** Begin Records supplied **

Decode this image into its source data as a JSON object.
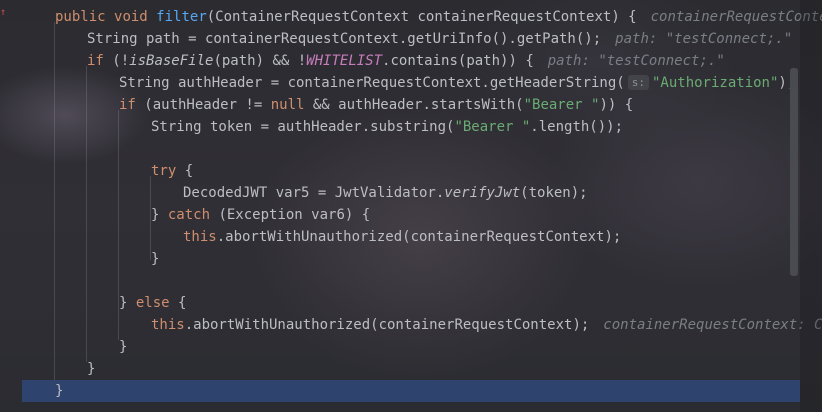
{
  "editor": {
    "gutter_marker": "↑",
    "lines": {
      "l1": {
        "kw1": "public",
        "kw2": "void",
        "fn": "filter",
        "rest": "(ContainerRequestContext containerRequestContext) {",
        "hint": "containerRequestContex"
      },
      "l2": {
        "code": "String path = containerRequestContext.getUriInfo().getPath();",
        "hint": "path: \"testConnect;.\""
      },
      "l3": {
        "kw": "if",
        "pre": " (!",
        "call": "isBaseFile",
        "mid": "(path) && !",
        "static": "WHITELIST",
        "post": ".contains(path)) {",
        "hint": "path: \"testConnect;.\""
      },
      "l4": {
        "code": "String authHeader = containerRequestContext.getHeaderString(",
        "badge": "s:",
        "str": "\"Authorization\"",
        "end": ");"
      },
      "l5": {
        "kw": "if",
        "pre": " (authHeader != ",
        "null": "null",
        "mid": " && authHeader.startsWith(",
        "str": "\"Bearer \"",
        "end": ")) {"
      },
      "l6": {
        "pre": "String token = authHeader.substring(",
        "str": "\"Bearer \"",
        "end": ".length());"
      },
      "l8": {
        "kw": "try",
        "end": " {"
      },
      "l9": {
        "pre": "DecodedJWT var5 = JwtValidator.",
        "call": "verifyJwt",
        "end": "(token);"
      },
      "l10": {
        "pre": "} ",
        "kw": "catch",
        "end": " (Exception var6) {"
      },
      "l11": {
        "kw": "this",
        "end": ".abortWithUnauthorized(containerRequestContext);"
      },
      "l12": {
        "code": "}"
      },
      "l14": {
        "pre": "} ",
        "kw": "else",
        "end": " {"
      },
      "l15": {
        "kw": "this",
        "end": ".abortWithUnauthorized(containerRequestContext);",
        "hint": "containerRequestContext: Co"
      },
      "l16": {
        "code": "}"
      },
      "l17": {
        "code": "}"
      },
      "l18": {
        "code": "}"
      }
    }
  },
  "colors": {
    "keyword": "#cf8e6d",
    "method": "#56a8f5",
    "string": "#6aab73",
    "static_field": "#c77dbb",
    "hint": "#7a7e85",
    "current_line": "#2e436e"
  }
}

** End Records supplied **

Instructions to follow: Repeat all of the entries word for word, but omit the pictures.

Correct result:
Decode this image into its source data as a JSON object.
{
  "editor": {
    "gutter_marker": "↑",
    "lines": {
      "l1": {
        "kw1": "public",
        "kw2": "void",
        "fn": "filter",
        "rest": "(ContainerRequestContext containerRequestContext) {",
        "hint": "containerRequestContex"
      },
      "l2": {
        "code": "String path = containerRequestContext.getUriInfo().getPath();",
        "hint": "path: \"testConnect;.\""
      },
      "l3": {
        "kw": "if",
        "pre": " (!",
        "call": "isBaseFile",
        "mid": "(path) && !",
        "static": "WHITELIST",
        "post": ".contains(path)) {",
        "hint": "path: \"testConnect;.\""
      },
      "l4": {
        "code": "String authHeader = containerRequestContext.getHeaderString(",
        "badge": "s:",
        "str": "\"Authorization\"",
        "end": ");"
      },
      "l5": {
        "kw": "if",
        "pre": " (authHeader != ",
        "null": "null",
        "mid": " && authHeader.startsWith(",
        "str": "\"Bearer \"",
        "end": ")) {"
      },
      "l6": {
        "pre": "String token = authHeader.substring(",
        "str": "\"Bearer \"",
        "end": ".length());"
      },
      "l8": {
        "kw": "try",
        "end": " {"
      },
      "l9": {
        "pre": "DecodedJWT var5 = JwtValidator.",
        "call": "verifyJwt",
        "end": "(token);"
      },
      "l10": {
        "pre": "} ",
        "kw": "catch",
        "end": " (Exception var6) {"
      },
      "l11": {
        "kw": "this",
        "end": ".abortWithUnauthorized(containerRequestContext);"
      },
      "l12": {
        "code": "}"
      },
      "l14": {
        "pre": "} ",
        "kw": "else",
        "end": " {"
      },
      "l15": {
        "kw": "this",
        "end": ".abortWithUnauthorized(containerRequestContext);",
        "hint": "containerRequestContext: Co"
      },
      "l16": {
        "code": "}"
      },
      "l17": {
        "code": "}"
      },
      "l18": {
        "code": "}"
      }
    }
  },
  "colors": {
    "keyword": "#cf8e6d",
    "method": "#56a8f5",
    "string": "#6aab73",
    "static_field": "#c77dbb",
    "hint": "#7a7e85",
    "current_line": "#2e436e"
  }
}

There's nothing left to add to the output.